## PROBLEM TO SOLVE
Reproduce the material in full, exactly as written.

**** DATA ENTRIES ****

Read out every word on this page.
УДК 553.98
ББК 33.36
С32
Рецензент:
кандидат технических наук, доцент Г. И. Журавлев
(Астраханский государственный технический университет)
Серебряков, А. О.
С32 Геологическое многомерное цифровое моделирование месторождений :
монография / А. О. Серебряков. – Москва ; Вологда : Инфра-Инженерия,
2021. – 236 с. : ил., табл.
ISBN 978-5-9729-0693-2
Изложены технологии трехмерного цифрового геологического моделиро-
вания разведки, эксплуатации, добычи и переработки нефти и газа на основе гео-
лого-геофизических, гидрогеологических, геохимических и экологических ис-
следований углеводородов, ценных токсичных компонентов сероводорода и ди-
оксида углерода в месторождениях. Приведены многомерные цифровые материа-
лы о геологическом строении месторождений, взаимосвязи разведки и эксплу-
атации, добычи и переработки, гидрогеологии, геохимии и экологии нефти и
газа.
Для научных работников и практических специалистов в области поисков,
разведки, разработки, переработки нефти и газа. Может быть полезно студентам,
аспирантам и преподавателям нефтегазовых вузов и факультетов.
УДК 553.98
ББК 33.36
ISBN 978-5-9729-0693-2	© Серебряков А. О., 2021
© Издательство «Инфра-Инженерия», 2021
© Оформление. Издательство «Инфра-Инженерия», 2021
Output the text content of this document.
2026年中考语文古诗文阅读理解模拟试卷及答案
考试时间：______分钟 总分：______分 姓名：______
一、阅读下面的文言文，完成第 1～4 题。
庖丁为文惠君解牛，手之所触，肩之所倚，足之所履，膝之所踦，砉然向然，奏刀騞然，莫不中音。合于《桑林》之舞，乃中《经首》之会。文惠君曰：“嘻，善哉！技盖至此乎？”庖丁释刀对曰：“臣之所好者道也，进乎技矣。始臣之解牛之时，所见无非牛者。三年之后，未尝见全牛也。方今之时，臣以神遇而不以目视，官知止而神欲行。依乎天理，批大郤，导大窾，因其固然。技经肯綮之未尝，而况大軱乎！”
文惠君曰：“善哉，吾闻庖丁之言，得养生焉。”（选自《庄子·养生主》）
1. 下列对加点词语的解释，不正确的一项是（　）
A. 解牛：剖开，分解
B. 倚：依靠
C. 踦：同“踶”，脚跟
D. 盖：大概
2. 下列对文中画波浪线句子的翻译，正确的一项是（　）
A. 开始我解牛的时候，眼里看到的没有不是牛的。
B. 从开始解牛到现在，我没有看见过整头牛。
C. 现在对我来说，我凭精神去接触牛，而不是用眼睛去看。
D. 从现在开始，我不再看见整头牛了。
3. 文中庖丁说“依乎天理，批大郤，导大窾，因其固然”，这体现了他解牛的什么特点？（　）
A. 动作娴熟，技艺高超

****

## EXPECTED OUTPUT
Read out every word on this page.
УДК 553.98
ББК 33.36
С32
Рецензент:
кандидат технических наук, доцент Г. И. Журавлев
(Астраханский государственный технический университет)
Серебряков, А. О.
С32 Геологическое многомерное цифровое моделирование месторождений :
монография / А. О. Серебряков. – Москва ; Вологда : Инфра-Инженерия,
2021. – 236 с. : ил., табл.
ISBN 978-5-9729-0693-2
Изложены технологии трехмерного цифрового геологического моделиро-
вания разведки, эксплуатации, добычи и переработки нефти и газа на основе гео-
лого-геофизических, гидрогеологических, геохимических и экологических ис-
следований углеводородов, ценных токсичных компонентов сероводорода и ди-
оксида углерода в месторождениях. Приведены многомерные цифровые материа-
лы о геологическом строении месторождений, взаимосвязи разведки и эксплу-
атации, добычи и переработки, гидрогеологии, геохимии и экологии нефти и
газа.
Для научных работников и практических специалистов в области поисков,
разведки, разработки, переработки нефти и газа. Может быть полезно студентам,
аспирантам и преподавателям нефтегазовых вузов и факультетов.
УДК 553.98
ББК 33.36
ISBN 978-5-9729-0693-2	© Серебряков А. О., 2021
© Издательство «Инфра-Инженерия», 2021
© Оформление. Издательство «Инфра-Инженерия», 2021
Output the text content of this document.
2026年中考语文古诗文阅读理解模拟试卷及答案
考试时间：______分钟 总分：______分 姓名：______
一、阅读下面的文言文，完成第 1～4 题。
庖丁为文惠君解牛，手之所触，肩之所倚，足之所履，膝之所踦，砉然向然，奏刀騞然，莫不中音。合于《桑林》之舞，乃中《经首》之会。文惠君曰：“嘻，善哉！技盖至此乎？”庖丁释刀对曰：“臣之所好者道也，进乎技矣。始臣之解牛之时，所见无非牛者。三年之后，未尝见全牛也。方今之时，臣以神遇而不以目视，官知止而神欲行。依乎天理，批大郤，导大窾，因其固然。技经肯綮之未尝，而况大軱乎！”
文惠君曰：“善哉，吾闻庖丁之言，得养生焉。”（选自《庄子·养生主》）
1. 下列对加点词语的解释，不正确的一项是（　）
A. 解牛：剖开，分解
B. 倚：依靠
C. 踦：同“踶”，脚跟
D. 盖：大概
2. 下列对文中画波浪线句子的翻译，正确的一项是（　）
A. 开始我解牛的时候，眼里看到的没有不是牛的。
B. 从开始解牛到现在，我没有看见过整头牛。
C. 现在对我来说，我凭精神去接触牛，而不是用眼睛去看。
D. 从现在开始，我不再看见整头牛了。
3. 文中庖丁说“依乎天理，批大郤，导大窾，因其固然”，这体现了他解牛的什么特点？（　）
A. 动作娴熟，技艺高超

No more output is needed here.